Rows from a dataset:
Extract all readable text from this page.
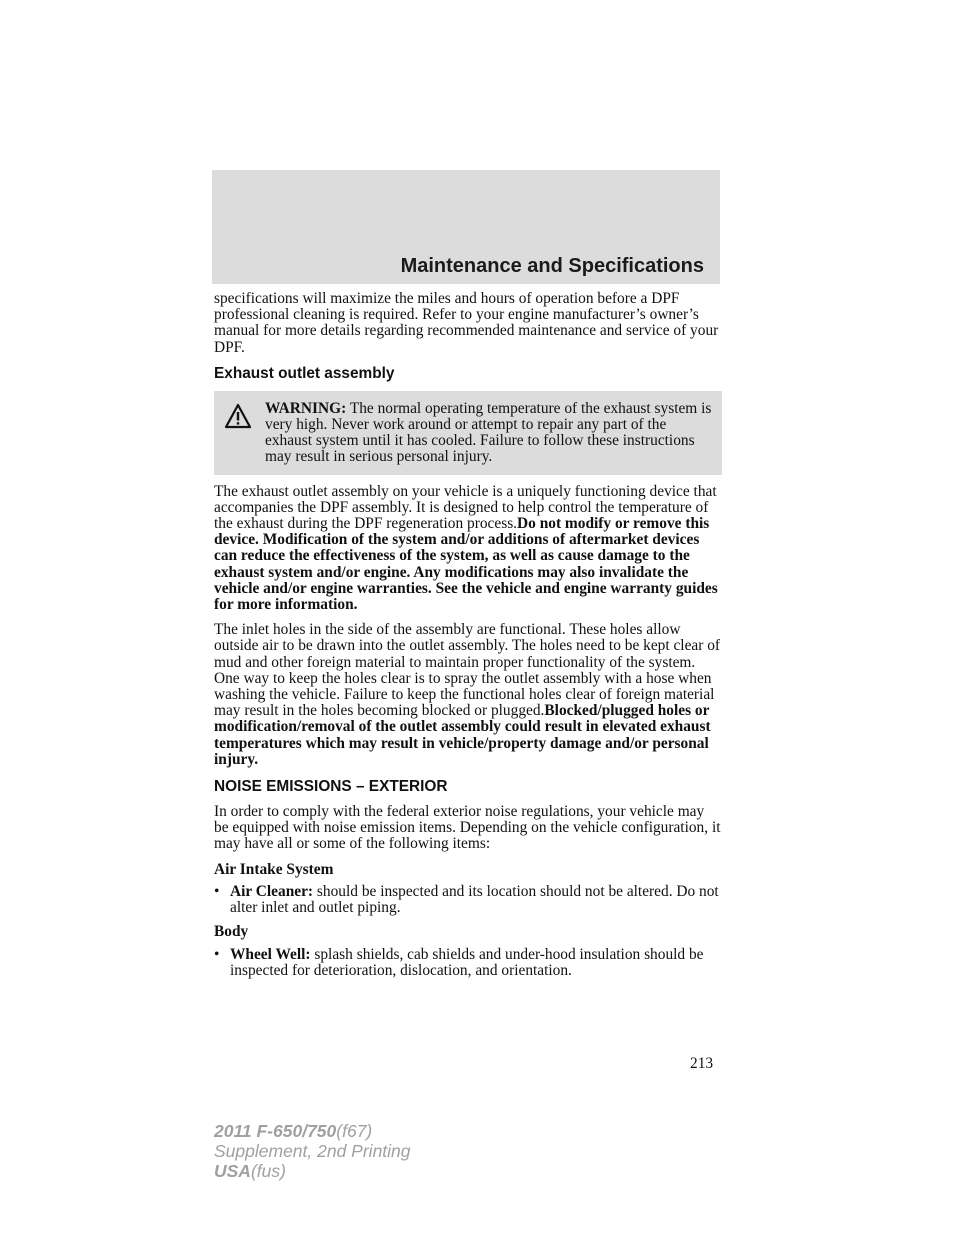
Maintenance and Specifications

specifications will maximize the miles and hours of operation before a DPF professional cleaning is required. Refer to your engine manufacturer’s owner’s manual for more details regarding recommended maintenance and service of your DPF.

Exhaust outlet assembly
WARNING: The normal operating temperature of the exhaust system is very high. Never work around or attempt to repair any part of the exhaust system until it has cooled. Failure to follow these instructions may result in serious personal injury.

The exhaust outlet assembly on your vehicle is a uniquely functioning device that accompanies the DPF assembly. It is designed to help control the temperature of the exhaust during the DPF regeneration process.Do not modify or remove this device. Modification of the system and/or additions of aftermarket devices can reduce the effectiveness of the system, as well as cause damage to the exhaust system and/or engine. Any modifications may also invalidate the vehicle and/or engine warranties. See the vehicle and engine warranty guides for more information.

The inlet holes in the side of the assembly are functional. These holes allow outside air to be drawn into the outlet assembly. The holes need to be kept clear of mud and other foreign material to maintain proper functionality of the system. One way to keep the holes clear is to spray the outlet assembly with a hose when washing the vehicle. Failure to keep the functional holes clear of foreign material may result in the holes becoming blocked or plugged.Blocked/plugged holes or modification/removal of the outlet assembly could result in elevated exhaust temperatures which may result in vehicle/property damage and/or personal injury.

NOISE EMISSIONS – EXTERIOR

In order to comply with the federal exterior noise regulations, your vehicle may be equipped with noise emission items. Depending on the vehicle configuration, it may have all or some of the following items:

Air Intake System
• Air Cleaner: should be inspected and its location should not be altered. Do not alter inlet and outlet piping.
Body
• Wheel Well: splash shields, cab shields and under-hood insulation should be inspected for deterioration, dislocation, and orientation.
213
2011 F-650/750(f67)
Supplement, 2nd Printing
USA(fus)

TO DO: Repeat the records above exactly, omitting every picture.

FULL SOLUTION:
Extract all readable text from this page.
Maintenance and Specifications

specifications will maximize the miles and hours of operation before a DPF professional cleaning is required. Refer to your engine manufacturer’s owner’s manual for more details regarding recommended maintenance and service of your DPF.

Exhaust outlet assembly
WARNING: The normal operating temperature of the exhaust system is very high. Never work around or attempt to repair any part of the exhaust system until it has cooled. Failure to follow these instructions may result in serious personal injury.

The exhaust outlet assembly on your vehicle is a uniquely functioning device that accompanies the DPF assembly. It is designed to help control the temperature of the exhaust during the DPF regeneration process.Do not modify or remove this device. Modification of the system and/or additions of aftermarket devices can reduce the effectiveness of the system, as well as cause damage to the exhaust system and/or engine. Any modifications may also invalidate the vehicle and/or engine warranties. See the vehicle and engine warranty guides for more information.

The inlet holes in the side of the assembly are functional. These holes allow outside air to be drawn into the outlet assembly. The holes need to be kept clear of mud and other foreign material to maintain proper functionality of the system. One way to keep the holes clear is to spray the outlet assembly with a hose when washing the vehicle. Failure to keep the functional holes clear of foreign material may result in the holes becoming blocked or plugged.Blocked/plugged holes or modification/removal of the outlet assembly could result in elevated exhaust temperatures which may result in vehicle/property damage and/or personal injury.

NOISE EMISSIONS – EXTERIOR

In order to comply with the federal exterior noise regulations, your vehicle may be equipped with noise emission items. Depending on the vehicle configuration, it may have all or some of the following items:

Air Intake System
• Air Cleaner: should be inspected and its location should not be altered. Do not alter inlet and outlet piping.
Body
• Wheel Well: splash shields, cab shields and under-hood insulation should be inspected for deterioration, dislocation, and orientation.
213
2011 F-650/750(f67)
Supplement, 2nd Printing
USA(fus)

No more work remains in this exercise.